# What this task involves:
Where a line contains the word "color", copy that line in full.

Records about charts and figures:
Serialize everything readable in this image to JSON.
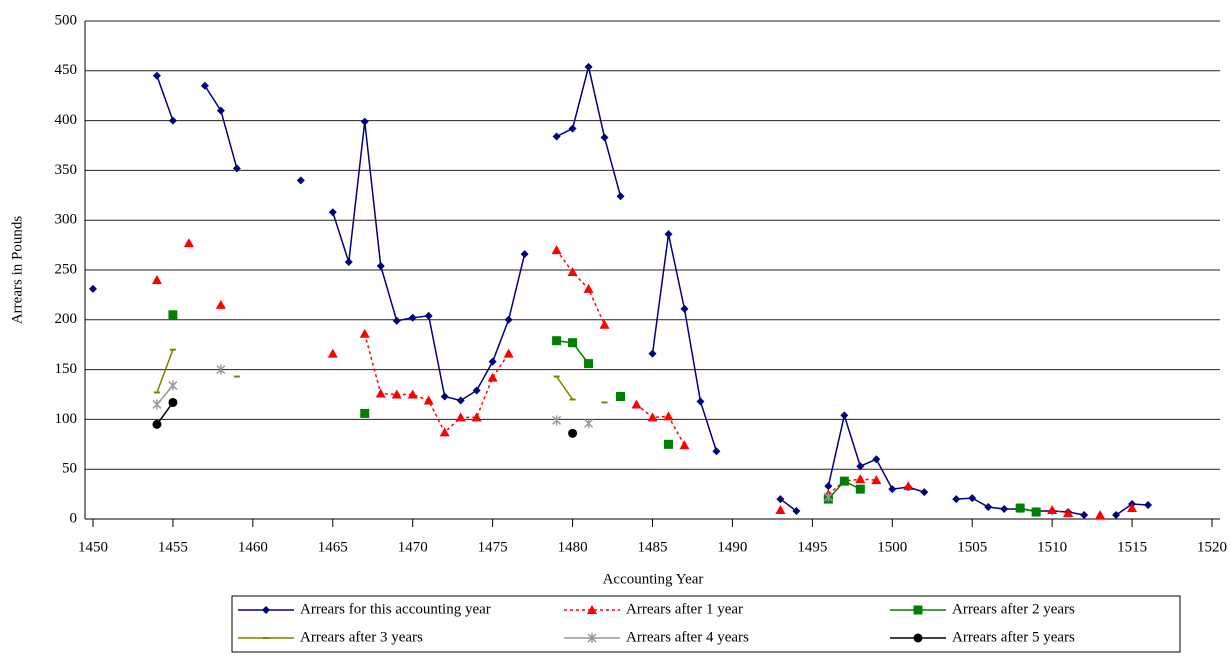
{
  "chart_data": {
    "type": "line",
    "x_label": "Accounting Year",
    "y_label": "Arrears in Pounds",
    "xlim": [
      1449.5,
      1520.5
    ],
    "xticks": [
      1450,
      1455,
      1460,
      1465,
      1470,
      1475,
      1480,
      1485,
      1490,
      1495,
      1500,
      1505,
      1510,
      1515,
      1520
    ],
    "ylim": [
      0,
      500
    ],
    "yticks": [
      0,
      50,
      100,
      150,
      200,
      250,
      300,
      350,
      400,
      450,
      500
    ],
    "grid": true,
    "legend": "bottom",
    "x": [
      1450,
      1451,
      1452,
      1453,
      1454,
      1455,
      1456,
      1457,
      1458,
      1459,
      1460,
      1461,
      1462,
      1463,
      1464,
      1465,
      1466,
      1467,
      1468,
      1469,
      1470,
      1471,
      1472,
      1473,
      1474,
      1475,
      1476,
      1477,
      1478,
      1479,
      1480,
      1481,
      1482,
      1483,
      1484,
      1485,
      1486,
      1487,
      1488,
      1489,
      1490,
      1491,
      1492,
      1493,
      1494,
      1495,
      1496,
      1497,
      1498,
      1499,
      1500,
      1501,
      1502,
      1503,
      1504,
      1505,
      1506,
      1507,
      1508,
      1509,
      1510,
      1511,
      1512,
      1513,
      1514,
      1515,
      1516
    ],
    "series": [
      {
        "name": "Arrears for this accounting year",
        "color": "#000080",
        "marker": "diamond",
        "line_style": "solid",
        "values": [
          231,
          null,
          null,
          null,
          445,
          400,
          null,
          435,
          410,
          352,
          null,
          null,
          null,
          340,
          null,
          308,
          258,
          399,
          254,
          199,
          202,
          204,
          123,
          119,
          129,
          158,
          200,
          266,
          null,
          384,
          392,
          454,
          383,
          324,
          null,
          166,
          286,
          211,
          118,
          68,
          null,
          null,
          null,
          20,
          8,
          null,
          33,
          104,
          53,
          60,
          30,
          32,
          27,
          null,
          20,
          21,
          12,
          10,
          10,
          8,
          8,
          7,
          4,
          null,
          4,
          15,
          14
        ]
      },
      {
        "name": "Arrears after 1 year",
        "color": "#ff0000",
        "marker": "triangle",
        "line_style": "dotted",
        "values": [
          null,
          null,
          null,
          null,
          240,
          null,
          277,
          null,
          215,
          null,
          null,
          null,
          null,
          null,
          null,
          166,
          null,
          186,
          126,
          125,
          125,
          119,
          87,
          102,
          102,
          142,
          166,
          null,
          null,
          270,
          248,
          231,
          195,
          null,
          115,
          102,
          103,
          74,
          null,
          null,
          null,
          null,
          null,
          9,
          null,
          null,
          25,
          38,
          40,
          39,
          null,
          33,
          null,
          null,
          null,
          null,
          null,
          null,
          null,
          null,
          9,
          6,
          null,
          4,
          null,
          11,
          null
        ]
      },
      {
        "name": "Arrears after 2 years",
        "color": "#008000",
        "marker": "square",
        "line_style": "solid",
        "values": [
          null,
          null,
          null,
          null,
          null,
          205,
          null,
          null,
          null,
          null,
          null,
          null,
          null,
          null,
          null,
          null,
          null,
          106,
          null,
          null,
          null,
          null,
          null,
          null,
          null,
          null,
          null,
          null,
          null,
          179,
          177,
          156,
          null,
          123,
          null,
          null,
          75,
          null,
          null,
          null,
          null,
          null,
          null,
          null,
          null,
          null,
          20,
          38,
          30,
          null,
          null,
          null,
          null,
          null,
          null,
          null,
          null,
          null,
          11,
          7,
          null,
          null,
          null,
          null,
          null,
          null,
          null
        ]
      },
      {
        "name": "Arrears after 3 years",
        "color": "#808000",
        "marker": "dash",
        "line_style": "solid",
        "values": [
          null,
          null,
          null,
          null,
          127,
          170,
          null,
          null,
          null,
          143,
          null,
          null,
          null,
          null,
          null,
          null,
          null,
          null,
          null,
          null,
          null,
          null,
          null,
          null,
          null,
          null,
          null,
          null,
          null,
          143,
          120,
          null,
          117,
          null,
          null,
          null,
          null,
          null,
          null,
          null,
          null,
          null,
          null,
          null,
          null,
          null,
          null,
          null,
          null,
          null,
          null,
          null,
          null,
          null,
          null,
          null,
          null,
          null,
          null,
          null,
          null,
          null,
          null,
          null,
          null,
          null,
          null
        ]
      },
      {
        "name": "Arrears after 4 years",
        "color": "#999999",
        "marker": "star",
        "line_style": "solid",
        "values": [
          null,
          null,
          null,
          null,
          115,
          134,
          null,
          null,
          150,
          null,
          null,
          null,
          null,
          null,
          null,
          null,
          null,
          null,
          null,
          null,
          null,
          null,
          null,
          null,
          null,
          null,
          null,
          null,
          null,
          99,
          null,
          96,
          null,
          null,
          null,
          null,
          null,
          null,
          null,
          null,
          null,
          null,
          null,
          null,
          null,
          null,
          22,
          null,
          null,
          null,
          null,
          null,
          null,
          null,
          null,
          null,
          null,
          null,
          null,
          null,
          null,
          null,
          null,
          null,
          null,
          null,
          null
        ]
      },
      {
        "name": "Arrears after 5 years",
        "color": "#000000",
        "marker": "circle",
        "line_style": "solid",
        "values": [
          null,
          null,
          null,
          null,
          95,
          117,
          null,
          null,
          null,
          null,
          null,
          null,
          null,
          null,
          null,
          null,
          null,
          null,
          null,
          null,
          null,
          null,
          null,
          null,
          null,
          null,
          null,
          null,
          null,
          null,
          86,
          null,
          null,
          null,
          null,
          null,
          null,
          null,
          null,
          null,
          null,
          null,
          null,
          null,
          null,
          null,
          null,
          null,
          null,
          null,
          null,
          null,
          null,
          null,
          null,
          null,
          null,
          null,
          null,
          null,
          null,
          null,
          null,
          null,
          null,
          null,
          null
        ]
      }
    ]
  }
}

# In response:
        "color": "#000080",
        "color": "#ff0000",
        "color": "#008000",
        "color": "#808000",
        "color": "#999999",
        "color": "#000000",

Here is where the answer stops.